* _YOUR INSTRUCTIONS_
Write out the full set of records below exactly.

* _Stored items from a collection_
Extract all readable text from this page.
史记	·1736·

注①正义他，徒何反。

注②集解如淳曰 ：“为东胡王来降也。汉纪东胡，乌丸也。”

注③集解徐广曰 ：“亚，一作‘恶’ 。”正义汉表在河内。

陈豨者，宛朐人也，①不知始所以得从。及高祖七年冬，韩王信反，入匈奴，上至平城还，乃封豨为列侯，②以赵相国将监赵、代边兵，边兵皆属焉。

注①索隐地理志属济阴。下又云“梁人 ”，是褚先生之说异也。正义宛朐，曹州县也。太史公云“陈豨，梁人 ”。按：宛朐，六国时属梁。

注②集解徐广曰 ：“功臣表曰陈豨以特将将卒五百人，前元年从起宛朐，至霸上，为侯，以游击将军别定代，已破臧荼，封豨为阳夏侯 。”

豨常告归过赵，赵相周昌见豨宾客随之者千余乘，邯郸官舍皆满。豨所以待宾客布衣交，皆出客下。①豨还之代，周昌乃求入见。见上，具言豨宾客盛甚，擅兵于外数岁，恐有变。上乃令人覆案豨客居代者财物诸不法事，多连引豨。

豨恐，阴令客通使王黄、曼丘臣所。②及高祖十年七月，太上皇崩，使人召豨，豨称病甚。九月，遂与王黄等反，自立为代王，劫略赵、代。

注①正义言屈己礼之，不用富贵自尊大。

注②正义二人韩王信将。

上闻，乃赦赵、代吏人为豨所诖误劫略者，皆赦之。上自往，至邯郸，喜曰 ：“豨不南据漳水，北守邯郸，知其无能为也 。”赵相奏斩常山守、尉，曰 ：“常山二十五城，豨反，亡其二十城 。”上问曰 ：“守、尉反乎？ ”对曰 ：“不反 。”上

* _TASK RESPONSE_
Extract all readable text from this page.
史记	·1736·

注①正义他，徒何反。

注②集解如淳曰 ：“为东胡王来降也。汉纪东胡，乌丸也。”

注③集解徐广曰 ：“亚，一作‘恶’ 。”正义汉表在河内。

陈豨者，宛朐人也，①不知始所以得从。及高祖七年冬，韩王信反，入匈奴，上至平城还，乃封豨为列侯，②以赵相国将监赵、代边兵，边兵皆属焉。

注①索隐地理志属济阴。下又云“梁人 ”，是褚先生之说异也。正义宛朐，曹州县也。太史公云“陈豨，梁人 ”。按：宛朐，六国时属梁。

注②集解徐广曰 ：“功臣表曰陈豨以特将将卒五百人，前元年从起宛朐，至霸上，为侯，以游击将军别定代，已破臧荼，封豨为阳夏侯 。”

豨常告归过赵，赵相周昌见豨宾客随之者千余乘，邯郸官舍皆满。豨所以待宾客布衣交，皆出客下。①豨还之代，周昌乃求入见。见上，具言豨宾客盛甚，擅兵于外数岁，恐有变。上乃令人覆案豨客居代者财物诸不法事，多连引豨。

豨恐，阴令客通使王黄、曼丘臣所。②及高祖十年七月，太上皇崩，使人召豨，豨称病甚。九月，遂与王黄等反，自立为代王，劫略赵、代。

注①正义言屈己礼之，不用富贵自尊大。

注②正义二人韩王信将。

上闻，乃赦赵、代吏人为豨所诖误劫略者，皆赦之。上自往，至邯郸，喜曰 ：“豨不南据漳水，北守邯郸，知其无能为也 。”赵相奏斩常山守、尉，曰 ：“常山二十五城，豨反，亡其二十城 。”上问曰 ：“守、尉反乎？ ”对曰 ：“不反 。”上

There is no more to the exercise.